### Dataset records
=-=-=
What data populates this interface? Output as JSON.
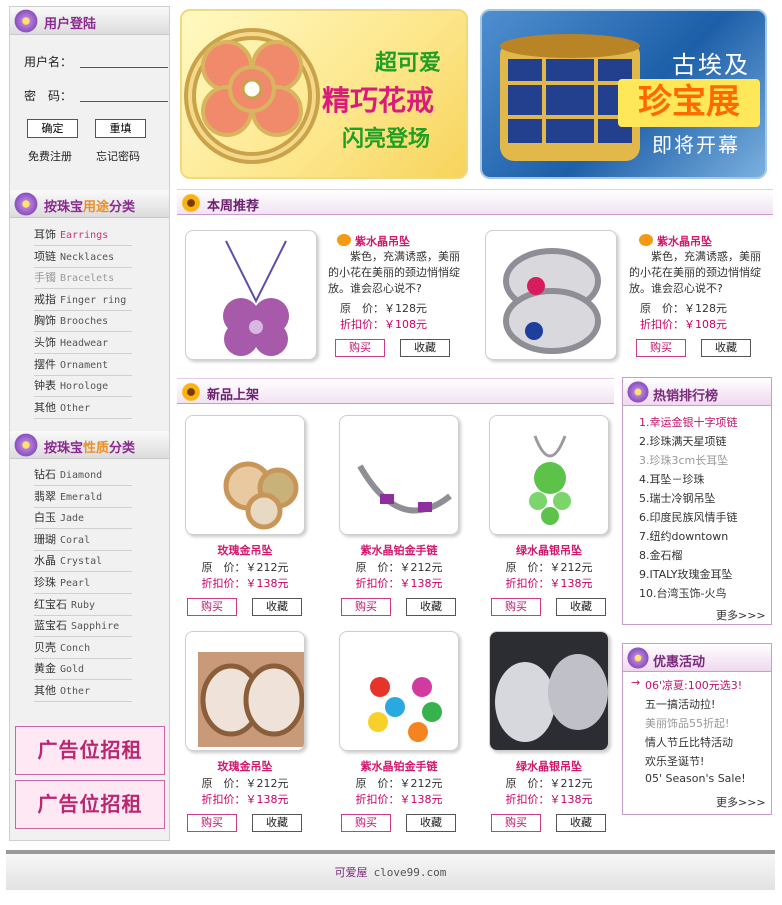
{
  "login": {
    "title": "用户登陆",
    "username_label": "用户名：",
    "password_label": "密　码：",
    "confirm_btn": "确定",
    "reset_btn": "重填",
    "register_link": "免费注册",
    "forgot_link": "忘记密码"
  },
  "usage": {
    "title_pre": "按珠宝",
    "title_hl": "用途",
    "title_post": "分类",
    "items": [
      {
        "cn": "耳饰",
        "en": "Earrings"
      },
      {
        "cn": "项链",
        "en": "Necklaces"
      },
      {
        "cn": "手镯",
        "en": "Bracelets"
      },
      {
        "cn": "戒指",
        "en": "Finger ring"
      },
      {
        "cn": "胸饰",
        "en": "Brooches"
      },
      {
        "cn": "头饰",
        "en": "Headwear"
      },
      {
        "cn": "摆件",
        "en": "Ornament"
      },
      {
        "cn": "钟表",
        "en": "Horologe"
      },
      {
        "cn": "其他",
        "en": "Other"
      }
    ]
  },
  "material": {
    "title_pre": "按珠宝",
    "title_hl": "性质",
    "title_post": "分类",
    "items": [
      {
        "cn": "钻石",
        "en": "Diamond"
      },
      {
        "cn": "翡翠",
        "en": "Emerald"
      },
      {
        "cn": "白玉",
        "en": "Jade"
      },
      {
        "cn": "珊瑚",
        "en": "Coral"
      },
      {
        "cn": "水晶",
        "en": "Crystal"
      },
      {
        "cn": "珍珠",
        "en": "Pearl"
      },
      {
        "cn": "红宝石",
        "en": "Ruby"
      },
      {
        "cn": "蓝宝石",
        "en": "Sapphire"
      },
      {
        "cn": "贝壳",
        "en": "Conch"
      },
      {
        "cn": "黄金",
        "en": "Gold"
      },
      {
        "cn": "其他",
        "en": "Other"
      }
    ]
  },
  "ads": [
    "广告位招租",
    "广告位招租"
  ],
  "banners": {
    "left": {
      "line1": "超可爱",
      "line2": "精巧花戒",
      "line3": "闪亮登场"
    },
    "right": {
      "line1": "古埃及",
      "line2": "珍宝展",
      "line3": "即将开幕"
    }
  },
  "weekly": {
    "title": "本周推荐",
    "items": [
      {
        "name": "紫水晶吊坠",
        "desc": "紫色，充满诱惑，美丽的小花在美丽的颈边悄悄绽放。谁会忍心说不?",
        "price": "原　价：￥128元",
        "discount": "折扣价：￥108元",
        "buy": "购买",
        "fav": "收藏"
      },
      {
        "name": "紫水晶吊坠",
        "desc": "紫色，充满诱惑，美丽的小花在美丽的颈边悄悄绽放。谁会忍心说不?",
        "price": "原　价：￥128元",
        "discount": "折扣价：￥108元",
        "buy": "购买",
        "fav": "收藏"
      }
    ]
  },
  "newarrivals": {
    "title": "新品上架",
    "items": [
      {
        "name": "玫瑰金吊坠",
        "price": "原　价：￥212元",
        "discount": "折扣价：￥138元",
        "buy": "购买",
        "fav": "收藏"
      },
      {
        "name": "紫水晶铂金手链",
        "price": "原　价：￥212元",
        "discount": "折扣价：￥138元",
        "buy": "购买",
        "fav": "收藏"
      },
      {
        "name": "绿水晶银吊坠",
        "price": "原　价：￥212元",
        "discount": "折扣价：￥138元",
        "buy": "购买",
        "fav": "收藏"
      },
      {
        "name": "玫瑰金吊坠",
        "price": "原　价：￥212元",
        "discount": "折扣价：￥138元",
        "buy": "购买",
        "fav": "收藏"
      },
      {
        "name": "紫水晶铂金手链",
        "price": "原　价：￥212元",
        "discount": "折扣价：￥138元",
        "buy": "购买",
        "fav": "收藏"
      },
      {
        "name": "绿水晶银吊坠",
        "price": "原　价：￥212元",
        "discount": "折扣价：￥138元",
        "buy": "购买",
        "fav": "收藏"
      }
    ]
  },
  "hot": {
    "title": "热销排行榜",
    "items": [
      "1.幸运金银十字项链",
      "2.珍珠满天星项链",
      "3.珍珠3cm长耳坠",
      "4.耳坠－珍珠",
      "5.瑞士冷钢吊坠",
      "6.印度民族风情手链",
      "7.纽约downtown",
      "8.金石榴",
      "9.ITALY玫瑰金耳坠",
      "10.台湾玉饰-火鸟"
    ],
    "more": "更多>>>"
  },
  "promo": {
    "title": "优惠活动",
    "items": [
      "06'凉夏:100元选3!",
      "五一搞活动拉!",
      "美丽饰品55折起!",
      "情人节丘比特活动",
      "欢乐圣诞节!",
      "05' Season's Sale!"
    ],
    "more": "更多>>>"
  },
  "footer": {
    "name": "可爱屋",
    "domain": "clove99.com"
  },
  "colors": {
    "accent": "#c0136d",
    "heading": "#7a2a7c",
    "highlight": "#e8902a"
  }
}
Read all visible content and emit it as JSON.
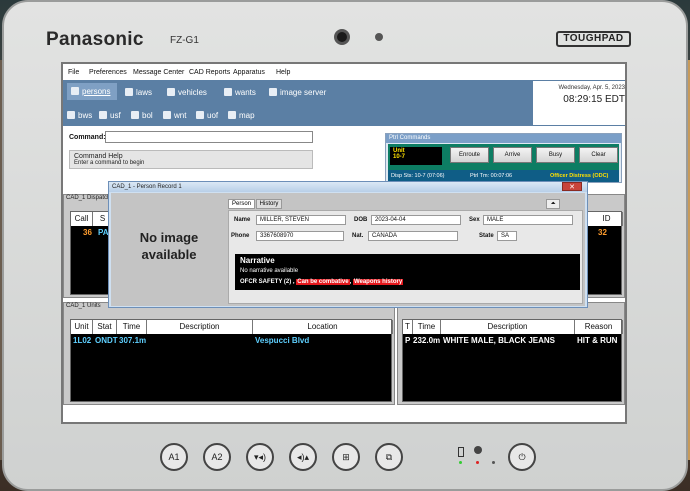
{
  "device": {
    "brand": "Panasonic",
    "model": "FZ-G1",
    "badge": "TOUGHPAD"
  },
  "menubar": {
    "items": [
      "File",
      "Preferences",
      "Message Center",
      "CAD Reports",
      "Apparatus",
      "Help"
    ]
  },
  "navbar": {
    "row1": [
      "persons",
      "laws",
      "vehicles",
      "wants",
      "image server"
    ],
    "row2": [
      "bws",
      "usf",
      "bol",
      "wnt",
      "uof",
      "map"
    ],
    "date": "Wednesday, Apr. 5, 2023",
    "time": "08:29:15 EDT"
  },
  "command": {
    "label": "Command:",
    "value": "",
    "help_title": "Command Help",
    "help_text": "Enter a command to begin"
  },
  "ptrl_commands": {
    "title": "Ptrl Commands",
    "unit_label": "Unit",
    "unit_code": "10-7",
    "buttons": [
      "Enroute",
      "Arrive",
      "Busy",
      "Clear"
    ],
    "disp_sts": "Disp Sts: 10-7 (07:06)",
    "ptrl_tm": "Ptrl Tm: 00:07:06",
    "officer_status": "Officer Distress (ODC)"
  },
  "dispatch_panel": {
    "title": "CAD_1 Dispatch",
    "headers": [
      "Call",
      "S"
    ],
    "row": [
      "36",
      "PA"
    ],
    "right_header": "ID",
    "right_value": "32"
  },
  "units_panel": {
    "title": "CAD_1 Units",
    "headers": [
      "Unit",
      "Stat",
      "Time",
      "Description",
      "Location"
    ],
    "row": [
      "1L02",
      "ONDT",
      "307.1m",
      "",
      "Vespucci Blvd"
    ]
  },
  "bolo_panel": {
    "headers": [
      "T",
      "Time",
      "Description",
      "Reason"
    ],
    "row": [
      "P",
      "232.0m",
      "WHITE MALE, BLACK JEANS",
      "HIT & RUN"
    ]
  },
  "person_record": {
    "title": "CAD_1 - Person Record 1",
    "close": "✕",
    "no_image": "No image available",
    "tabs": [
      "Person",
      "History"
    ],
    "collapse": "⏶",
    "name_label": "Name",
    "name": "MILLER, STEVEN",
    "dob_label": "DOB",
    "dob": "2023-04-04",
    "sex_label": "Sex",
    "sex": "MALE",
    "phone_label": "Phone",
    "phone": "3367608970",
    "nat_label": "Nat.",
    "nat": "CANADA",
    "state_label": "State",
    "state": "SA",
    "narrative_title": "Narrative",
    "narrative_text": "No narrative available",
    "safety_prefix": "OFCR SAFETY (2) ,",
    "safety_tags": [
      "Can be combative",
      "Weapons history"
    ],
    "safety_sep": ","
  },
  "hardware": {
    "buttons": [
      "A1",
      "A2",
      "▾◂)",
      "◂)▴",
      "⊞",
      "⧉",
      "⏻"
    ]
  },
  "colors": {
    "nav_blue": "#5b7fa4",
    "ptrl_green": "#0d7d63",
    "alert_red": "#e4181d",
    "unit_yellow": "#ffe000",
    "cyan_text": "#5fd0ff",
    "orange_text": "#ff9d2e"
  }
}
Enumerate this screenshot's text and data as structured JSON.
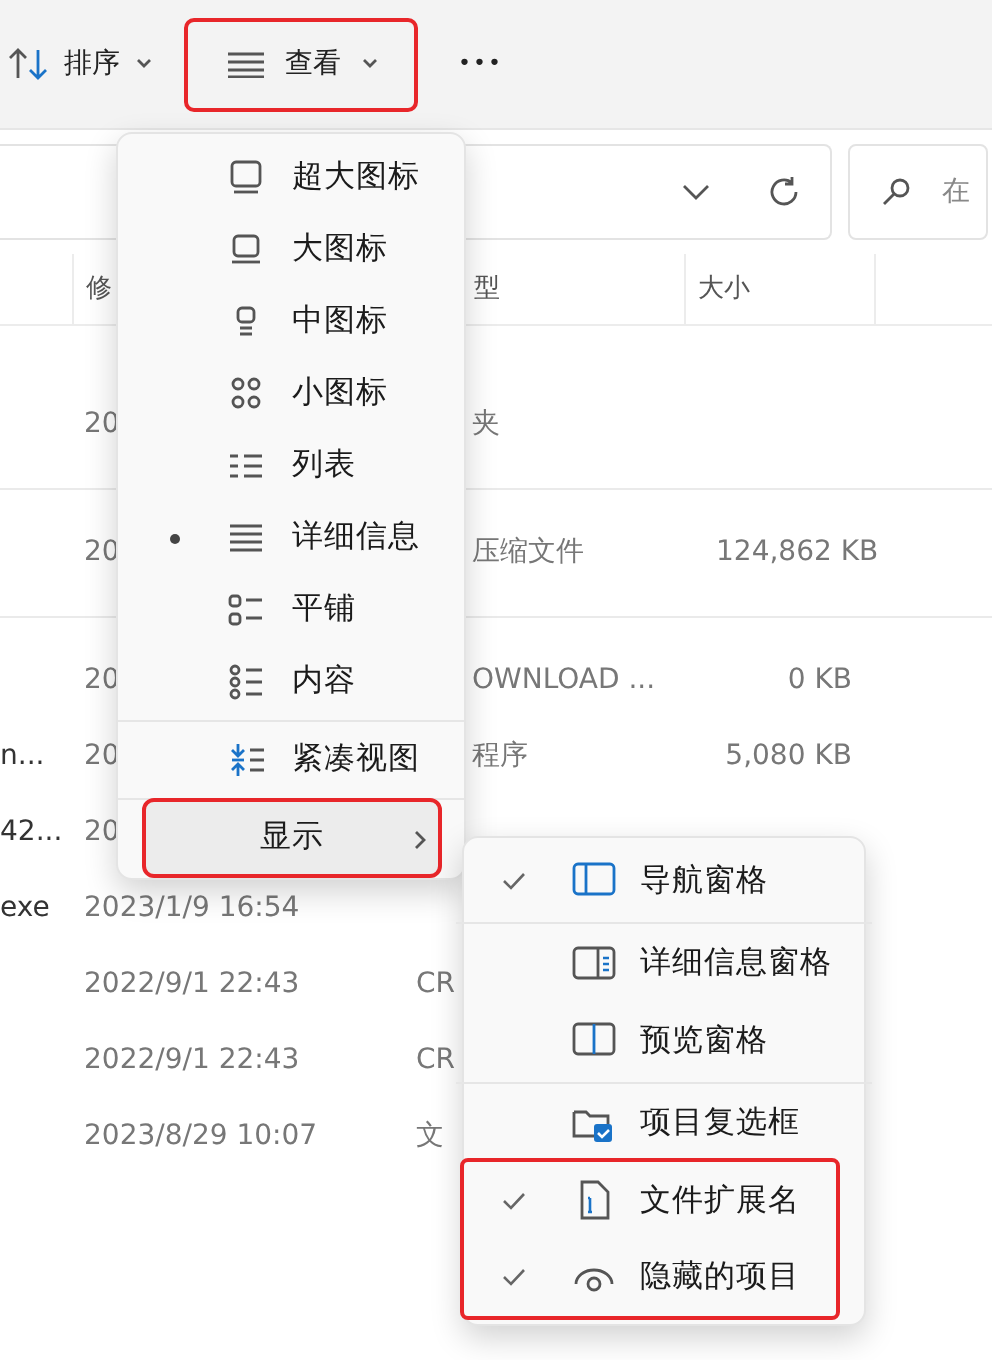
{
  "toolbar": {
    "sort": {
      "label": "排序"
    },
    "view": {
      "label": "查看",
      "highlighted": true
    },
    "more": {
      "label": "•••"
    }
  },
  "search": {
    "placeholder": "在"
  },
  "columns": [
    "修",
    "型",
    "大小"
  ],
  "rows": [
    {
      "kind": "spaced",
      "date": "20",
      "type": "夹",
      "clipped": true
    },
    {
      "kind": "spaced",
      "date": "20",
      "type": "压缩文件",
      "size": "124,862 KB",
      "clipped": true
    },
    {
      "kind": "plain",
      "date": "20",
      "type": "OWNLOAD ...",
      "size": "0 KB",
      "clipped": true
    },
    {
      "kind": "plain",
      "name": "n...",
      "date": "20",
      "type": "程序",
      "size": "5,080 KB",
      "clipped": true
    },
    {
      "kind": "plain",
      "name": "42...",
      "date": "20"
    },
    {
      "kind": "plain",
      "name": "exe",
      "date": "2023/1/9 16:54"
    },
    {
      "kind": "plain",
      "date": "2022/9/1 22:43",
      "type": "CR"
    },
    {
      "kind": "plain",
      "date": "2022/9/1 22:43",
      "type": "CR"
    },
    {
      "kind": "plain",
      "date": "2023/8/29 10:07",
      "type": "文"
    }
  ],
  "view_menu": {
    "sections": [
      {
        "items": [
          {
            "label": "超大图标",
            "selected": false
          },
          {
            "label": "大图标",
            "selected": false
          },
          {
            "label": "中图标",
            "selected": false
          },
          {
            "label": "小图标",
            "selected": false
          },
          {
            "label": "列表",
            "selected": false
          },
          {
            "label": "详细信息",
            "selected": true
          },
          {
            "label": "平铺",
            "selected": false
          },
          {
            "label": "内容",
            "selected": false
          }
        ]
      },
      {
        "items": [
          {
            "label": "紧凑视图",
            "selected": false
          }
        ]
      },
      {
        "items": [
          {
            "label": "显示",
            "kind": "submenu",
            "highlighted": true
          }
        ]
      }
    ]
  },
  "show_menu": {
    "sections": [
      {
        "highlighted": false,
        "items": [
          {
            "label": "导航窗格",
            "checked": true
          }
        ]
      },
      {
        "highlighted": false,
        "items": [
          {
            "label": "详细信息窗格",
            "checked": false
          },
          {
            "label": "预览窗格",
            "checked": false
          }
        ]
      },
      {
        "highlighted": false,
        "items": [
          {
            "label": "项目复选框",
            "checked": false
          }
        ]
      },
      {
        "highlighted": true,
        "items": [
          {
            "label": "文件扩展名",
            "checked": true
          },
          {
            "label": "隐藏的项目",
            "checked": true
          }
        ]
      }
    ]
  }
}
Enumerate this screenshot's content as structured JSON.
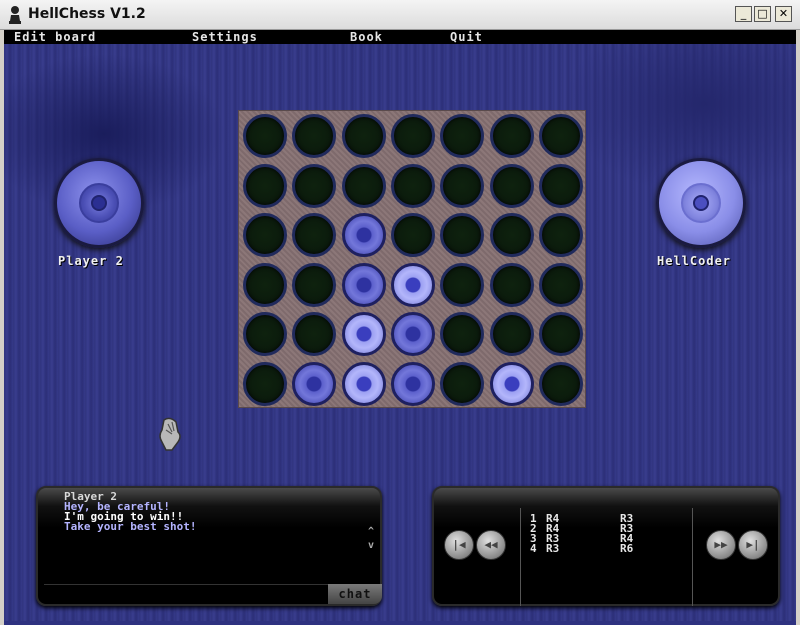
{
  "window": {
    "title": "HellChess V1.2",
    "minimize": "_",
    "maximize": "□",
    "close": "✕"
  },
  "menu": [
    "Edit board",
    "Settings",
    "Book",
    "Quit"
  ],
  "players": {
    "left": "Player 2",
    "right": "HellCoder"
  },
  "board": {
    "rows": 6,
    "cols": 7,
    "cells": [
      [
        "",
        "",
        "",
        "",
        "",
        "",
        ""
      ],
      [
        "",
        "",
        "",
        "",
        "",
        "",
        ""
      ],
      [
        "",
        "",
        "p1",
        "",
        "",
        "",
        ""
      ],
      [
        "",
        "",
        "p1",
        "p2",
        "",
        "",
        ""
      ],
      [
        "",
        "",
        "p2",
        "p1",
        "",
        "",
        ""
      ],
      [
        "",
        "p1",
        "p2",
        "p1",
        "",
        "p2",
        ""
      ]
    ]
  },
  "chat": {
    "lines": [
      "Player 2",
      "Hey, be careful!",
      "I'm going to win!!",
      "Take your best shot!"
    ],
    "input": "",
    "button": "chat",
    "scroll_up": "^",
    "scroll_down": "v"
  },
  "moves": [
    {
      "n": "1",
      "a": "R4",
      "b": "R3"
    },
    {
      "n": "2",
      "a": "R4",
      "b": "R3"
    },
    {
      "n": "3",
      "a": "R3",
      "b": "R4"
    },
    {
      "n": "4",
      "a": "R3",
      "b": "R6"
    }
  ],
  "nav": {
    "first": "|◀",
    "prev": "◀◀",
    "next": "▶▶",
    "last": "▶|"
  }
}
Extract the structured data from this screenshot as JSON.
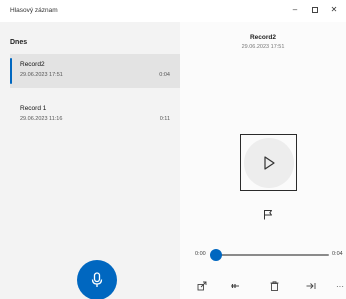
{
  "window": {
    "title": "Hlasový záznam",
    "minimize_glyph": "–",
    "close_glyph": "✕"
  },
  "list": {
    "section_header": "Dnes",
    "recordings": [
      {
        "name": "Record2",
        "date": "29.06.2023 17:51",
        "duration": "0:04",
        "selected": true
      },
      {
        "name": "Record 1",
        "date": "29.06.2023 11:16",
        "duration": "0:11",
        "selected": false
      }
    ]
  },
  "detail": {
    "title": "Record2",
    "date": "29.06.2023 17:51",
    "time_current": "0:00",
    "time_total": "0:04",
    "progress": 0.0
  },
  "toolbar": {
    "more_label": "···"
  },
  "icons": {
    "record": "microphone-icon",
    "play": "play-icon",
    "marker": "flag-icon",
    "share": "share-icon",
    "trim": "trim-icon",
    "delete": "delete-icon",
    "speed": "speed-icon",
    "more": "more-icon"
  },
  "colors": {
    "accent": "#0067c0",
    "list_background": "#f3f3f3",
    "selected_item": "#e3e3e3",
    "detail_background": "#fbfbfb"
  }
}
=-=-=
### WHAT NEEDS TO BE DONE
Copy each line above where the string "image" occurs.

### EXERCISE SOLUTION
      "image server"
    "no_image": "No image available",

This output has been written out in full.